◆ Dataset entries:
■ ■ ■ ■ ■ ■ ■

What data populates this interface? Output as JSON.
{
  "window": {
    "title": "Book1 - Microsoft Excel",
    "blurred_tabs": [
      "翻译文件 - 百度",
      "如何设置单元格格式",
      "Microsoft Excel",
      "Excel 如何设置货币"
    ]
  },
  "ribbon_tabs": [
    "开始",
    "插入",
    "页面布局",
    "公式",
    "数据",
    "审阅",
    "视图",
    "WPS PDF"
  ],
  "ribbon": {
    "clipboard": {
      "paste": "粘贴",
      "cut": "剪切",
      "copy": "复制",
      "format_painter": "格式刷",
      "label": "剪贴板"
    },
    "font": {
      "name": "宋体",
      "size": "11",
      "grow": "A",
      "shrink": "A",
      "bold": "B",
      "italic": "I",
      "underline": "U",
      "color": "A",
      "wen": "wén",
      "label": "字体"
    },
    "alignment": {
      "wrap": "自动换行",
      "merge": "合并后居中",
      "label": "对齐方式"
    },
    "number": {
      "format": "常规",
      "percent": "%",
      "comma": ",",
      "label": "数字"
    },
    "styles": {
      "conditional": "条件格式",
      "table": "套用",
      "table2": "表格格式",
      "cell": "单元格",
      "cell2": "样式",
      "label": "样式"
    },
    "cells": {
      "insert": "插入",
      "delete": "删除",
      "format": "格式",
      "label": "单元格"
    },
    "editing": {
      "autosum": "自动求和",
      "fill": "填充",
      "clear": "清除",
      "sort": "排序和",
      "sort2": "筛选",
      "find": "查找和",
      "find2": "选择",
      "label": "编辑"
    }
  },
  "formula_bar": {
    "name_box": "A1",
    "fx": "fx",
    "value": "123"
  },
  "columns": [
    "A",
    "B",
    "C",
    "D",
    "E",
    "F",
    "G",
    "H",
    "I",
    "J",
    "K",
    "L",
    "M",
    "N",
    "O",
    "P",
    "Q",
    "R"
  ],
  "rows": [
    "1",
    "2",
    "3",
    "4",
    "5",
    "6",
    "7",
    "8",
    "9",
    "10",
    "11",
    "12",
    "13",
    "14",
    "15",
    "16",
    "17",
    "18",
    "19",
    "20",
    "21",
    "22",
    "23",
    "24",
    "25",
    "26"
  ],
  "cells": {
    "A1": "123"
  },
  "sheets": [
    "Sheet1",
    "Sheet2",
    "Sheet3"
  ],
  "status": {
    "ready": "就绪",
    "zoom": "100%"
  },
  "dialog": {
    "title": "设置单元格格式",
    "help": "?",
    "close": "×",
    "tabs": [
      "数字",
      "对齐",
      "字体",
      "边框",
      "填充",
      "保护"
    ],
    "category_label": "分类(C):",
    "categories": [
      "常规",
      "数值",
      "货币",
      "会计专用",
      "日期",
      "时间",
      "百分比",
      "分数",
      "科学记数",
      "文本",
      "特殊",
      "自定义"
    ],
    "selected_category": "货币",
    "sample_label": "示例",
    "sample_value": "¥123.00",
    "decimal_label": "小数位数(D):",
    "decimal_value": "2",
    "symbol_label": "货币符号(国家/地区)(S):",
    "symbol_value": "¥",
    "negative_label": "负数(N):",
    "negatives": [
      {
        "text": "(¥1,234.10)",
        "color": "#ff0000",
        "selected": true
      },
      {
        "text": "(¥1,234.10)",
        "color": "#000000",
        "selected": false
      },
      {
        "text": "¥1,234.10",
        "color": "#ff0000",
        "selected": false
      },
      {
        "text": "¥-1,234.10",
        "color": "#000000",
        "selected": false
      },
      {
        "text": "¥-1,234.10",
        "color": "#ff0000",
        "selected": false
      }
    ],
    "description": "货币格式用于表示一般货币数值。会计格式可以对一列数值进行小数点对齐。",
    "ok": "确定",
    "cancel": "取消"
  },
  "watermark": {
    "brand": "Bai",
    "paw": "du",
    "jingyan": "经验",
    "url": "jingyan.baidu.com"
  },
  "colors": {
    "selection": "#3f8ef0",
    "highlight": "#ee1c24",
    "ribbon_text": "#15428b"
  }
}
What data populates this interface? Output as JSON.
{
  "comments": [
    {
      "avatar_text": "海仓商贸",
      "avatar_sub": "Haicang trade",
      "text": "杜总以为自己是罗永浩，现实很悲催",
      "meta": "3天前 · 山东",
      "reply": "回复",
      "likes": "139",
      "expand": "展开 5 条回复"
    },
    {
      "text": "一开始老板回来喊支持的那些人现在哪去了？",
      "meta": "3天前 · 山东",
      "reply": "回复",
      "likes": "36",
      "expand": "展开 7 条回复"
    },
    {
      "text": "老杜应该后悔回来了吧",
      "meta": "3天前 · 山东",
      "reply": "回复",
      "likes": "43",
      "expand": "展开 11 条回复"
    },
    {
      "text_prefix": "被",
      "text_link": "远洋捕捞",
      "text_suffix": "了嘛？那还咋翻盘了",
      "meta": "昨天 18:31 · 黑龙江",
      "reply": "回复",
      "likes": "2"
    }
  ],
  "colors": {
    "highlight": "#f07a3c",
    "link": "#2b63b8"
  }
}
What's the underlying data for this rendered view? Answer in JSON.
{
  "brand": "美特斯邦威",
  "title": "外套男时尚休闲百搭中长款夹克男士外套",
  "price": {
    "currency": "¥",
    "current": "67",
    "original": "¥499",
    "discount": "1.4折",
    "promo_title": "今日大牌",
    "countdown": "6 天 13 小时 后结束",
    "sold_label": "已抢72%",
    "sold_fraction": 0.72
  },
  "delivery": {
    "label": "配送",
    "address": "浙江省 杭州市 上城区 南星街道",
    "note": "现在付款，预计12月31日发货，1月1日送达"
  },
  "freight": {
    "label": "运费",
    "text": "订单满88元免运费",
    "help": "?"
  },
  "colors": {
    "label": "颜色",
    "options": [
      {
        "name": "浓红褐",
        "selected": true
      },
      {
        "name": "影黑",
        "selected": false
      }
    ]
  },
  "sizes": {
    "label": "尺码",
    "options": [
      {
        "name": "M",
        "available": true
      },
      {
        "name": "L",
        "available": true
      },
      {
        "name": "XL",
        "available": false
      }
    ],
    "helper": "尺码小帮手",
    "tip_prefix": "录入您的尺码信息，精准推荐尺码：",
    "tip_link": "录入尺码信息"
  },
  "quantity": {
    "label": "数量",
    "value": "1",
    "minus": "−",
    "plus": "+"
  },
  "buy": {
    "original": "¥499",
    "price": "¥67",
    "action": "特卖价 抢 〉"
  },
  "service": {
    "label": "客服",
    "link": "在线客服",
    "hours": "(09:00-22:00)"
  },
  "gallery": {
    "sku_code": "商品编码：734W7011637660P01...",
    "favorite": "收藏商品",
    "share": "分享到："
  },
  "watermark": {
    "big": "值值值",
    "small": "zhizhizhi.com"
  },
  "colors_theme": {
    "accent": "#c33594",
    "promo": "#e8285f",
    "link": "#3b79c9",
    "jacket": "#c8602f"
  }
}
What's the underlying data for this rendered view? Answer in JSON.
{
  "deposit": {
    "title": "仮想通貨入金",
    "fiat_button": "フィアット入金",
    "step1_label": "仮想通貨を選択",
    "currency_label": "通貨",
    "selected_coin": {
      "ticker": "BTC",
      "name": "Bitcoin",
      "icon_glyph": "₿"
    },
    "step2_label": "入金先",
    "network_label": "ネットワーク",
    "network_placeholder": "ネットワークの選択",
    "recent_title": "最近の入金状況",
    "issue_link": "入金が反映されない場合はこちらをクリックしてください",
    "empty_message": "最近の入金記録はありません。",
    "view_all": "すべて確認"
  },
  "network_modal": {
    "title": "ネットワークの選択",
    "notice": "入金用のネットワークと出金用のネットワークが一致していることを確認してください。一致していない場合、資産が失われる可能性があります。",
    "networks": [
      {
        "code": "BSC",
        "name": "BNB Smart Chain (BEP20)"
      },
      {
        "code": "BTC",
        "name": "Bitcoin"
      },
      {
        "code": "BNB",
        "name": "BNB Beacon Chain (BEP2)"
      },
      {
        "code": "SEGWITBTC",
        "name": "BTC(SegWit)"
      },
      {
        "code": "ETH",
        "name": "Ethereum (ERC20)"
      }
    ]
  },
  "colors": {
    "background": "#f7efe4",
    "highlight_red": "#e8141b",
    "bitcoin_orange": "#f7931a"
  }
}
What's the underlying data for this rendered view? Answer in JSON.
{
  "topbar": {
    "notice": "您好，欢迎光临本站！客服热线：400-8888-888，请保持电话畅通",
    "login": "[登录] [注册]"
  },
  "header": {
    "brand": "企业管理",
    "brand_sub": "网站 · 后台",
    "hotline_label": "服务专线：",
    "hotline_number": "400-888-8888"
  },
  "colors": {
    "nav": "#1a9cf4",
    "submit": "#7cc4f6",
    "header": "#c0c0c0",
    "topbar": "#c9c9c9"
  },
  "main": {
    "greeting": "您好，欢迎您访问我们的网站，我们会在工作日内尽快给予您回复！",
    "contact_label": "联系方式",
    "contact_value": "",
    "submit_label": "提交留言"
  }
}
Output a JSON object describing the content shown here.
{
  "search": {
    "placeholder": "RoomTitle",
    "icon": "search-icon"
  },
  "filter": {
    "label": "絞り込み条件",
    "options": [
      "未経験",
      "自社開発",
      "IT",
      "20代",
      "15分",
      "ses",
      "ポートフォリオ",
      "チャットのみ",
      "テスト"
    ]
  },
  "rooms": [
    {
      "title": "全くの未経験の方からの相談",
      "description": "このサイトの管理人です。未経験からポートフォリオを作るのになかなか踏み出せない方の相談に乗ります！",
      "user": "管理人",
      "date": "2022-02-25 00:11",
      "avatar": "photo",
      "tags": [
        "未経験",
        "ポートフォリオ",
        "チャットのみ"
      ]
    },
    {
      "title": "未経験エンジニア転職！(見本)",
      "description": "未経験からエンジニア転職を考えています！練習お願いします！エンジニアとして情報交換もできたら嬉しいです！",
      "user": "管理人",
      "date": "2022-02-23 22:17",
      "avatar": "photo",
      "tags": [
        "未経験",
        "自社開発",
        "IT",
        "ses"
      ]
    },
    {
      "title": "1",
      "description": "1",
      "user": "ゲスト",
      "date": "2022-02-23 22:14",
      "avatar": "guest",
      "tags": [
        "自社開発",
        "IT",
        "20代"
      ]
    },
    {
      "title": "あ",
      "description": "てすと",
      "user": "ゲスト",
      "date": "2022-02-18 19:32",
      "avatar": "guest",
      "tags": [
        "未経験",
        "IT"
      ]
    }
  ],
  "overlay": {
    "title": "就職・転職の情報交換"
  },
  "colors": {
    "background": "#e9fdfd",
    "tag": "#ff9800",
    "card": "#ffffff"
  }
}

■ ■ ■ ■ ■ ■ ■

◆ Task: Report how many lines of the listing hold the string "Chain", giving only the number.

◆ Answer to the exercise: 2